* What is needed *
Copy out all the entries word for word.

* Records for the exercise *
_ _ _ _ _

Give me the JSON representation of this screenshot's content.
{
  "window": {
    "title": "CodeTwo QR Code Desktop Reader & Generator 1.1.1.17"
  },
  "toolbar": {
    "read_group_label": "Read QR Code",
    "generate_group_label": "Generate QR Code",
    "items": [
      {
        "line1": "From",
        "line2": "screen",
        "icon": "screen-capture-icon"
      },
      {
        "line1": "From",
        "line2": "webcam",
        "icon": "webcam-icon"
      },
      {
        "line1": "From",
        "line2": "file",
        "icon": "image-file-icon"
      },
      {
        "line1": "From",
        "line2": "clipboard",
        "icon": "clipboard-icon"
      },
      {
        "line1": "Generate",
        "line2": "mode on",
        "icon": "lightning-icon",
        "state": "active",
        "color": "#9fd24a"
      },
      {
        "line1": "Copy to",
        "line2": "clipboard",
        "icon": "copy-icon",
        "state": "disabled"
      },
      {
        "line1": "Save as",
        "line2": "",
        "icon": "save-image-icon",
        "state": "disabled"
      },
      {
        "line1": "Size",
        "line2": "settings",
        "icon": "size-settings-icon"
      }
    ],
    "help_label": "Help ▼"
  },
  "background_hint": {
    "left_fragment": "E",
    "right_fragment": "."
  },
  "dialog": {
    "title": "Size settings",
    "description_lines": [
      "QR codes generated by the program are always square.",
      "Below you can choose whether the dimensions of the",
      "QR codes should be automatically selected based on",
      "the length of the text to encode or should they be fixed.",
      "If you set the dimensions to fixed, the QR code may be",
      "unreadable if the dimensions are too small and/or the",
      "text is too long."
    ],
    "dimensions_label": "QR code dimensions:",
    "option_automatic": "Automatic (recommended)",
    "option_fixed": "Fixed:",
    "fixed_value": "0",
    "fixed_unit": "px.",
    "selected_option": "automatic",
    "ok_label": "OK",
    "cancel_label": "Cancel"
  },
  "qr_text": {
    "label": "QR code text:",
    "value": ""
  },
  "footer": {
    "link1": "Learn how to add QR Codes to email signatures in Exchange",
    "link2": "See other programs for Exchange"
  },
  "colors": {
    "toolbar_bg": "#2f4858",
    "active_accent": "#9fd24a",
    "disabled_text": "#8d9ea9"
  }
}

_ _ _ _ _

* Task answer *
Give me the JSON representation of this screenshot's content.
{
  "window": {
    "title": "CodeTwo QR Code Desktop Reader & Generator 1.1.1.17"
  },
  "toolbar": {
    "read_group_label": "Read QR Code",
    "generate_group_label": "Generate QR Code",
    "items": [
      {
        "line1": "From",
        "line2": "screen",
        "icon": "screen-capture-icon"
      },
      {
        "line1": "From",
        "line2": "webcam",
        "icon": "webcam-icon"
      },
      {
        "line1": "From",
        "line2": "file",
        "icon": "image-file-icon"
      },
      {
        "line1": "From",
        "line2": "clipboard",
        "icon": "clipboard-icon"
      },
      {
        "line1": "Generate",
        "line2": "mode on",
        "icon": "lightning-icon",
        "state": "active",
        "color": "#9fd24a"
      },
      {
        "line1": "Copy to",
        "line2": "clipboard",
        "icon": "copy-icon",
        "state": "disabled"
      },
      {
        "line1": "Save as",
        "line2": "",
        "icon": "save-image-icon",
        "state": "disabled"
      },
      {
        "line1": "Size",
        "line2": "settings",
        "icon": "size-settings-icon"
      }
    ],
    "help_label": "Help ▼"
  },
  "background_hint": {
    "left_fragment": "E",
    "right_fragment": "."
  },
  "dialog": {
    "title": "Size settings",
    "description_lines": [
      "QR codes generated by the program are always square.",
      "Below you can choose whether the dimensions of the",
      "QR codes should be automatically selected based on",
      "the length of the text to encode or should they be fixed.",
      "If you set the dimensions to fixed, the QR code may be",
      "unreadable if the dimensions are too small and/or the",
      "text is too long."
    ],
    "dimensions_label": "QR code dimensions:",
    "option_automatic": "Automatic (recommended)",
    "option_fixed": "Fixed:",
    "fixed_value": "0",
    "fixed_unit": "px.",
    "selected_option": "automatic",
    "ok_label": "OK",
    "cancel_label": "Cancel"
  },
  "qr_text": {
    "label": "QR code text:",
    "value": ""
  },
  "footer": {
    "link1": "Learn how to add QR Codes to email signatures in Exchange",
    "link2": "See other programs for Exchange"
  },
  "colors": {
    "toolbar_bg": "#2f4858",
    "active_accent": "#9fd24a",
    "disabled_text": "#8d9ea9"
  }
}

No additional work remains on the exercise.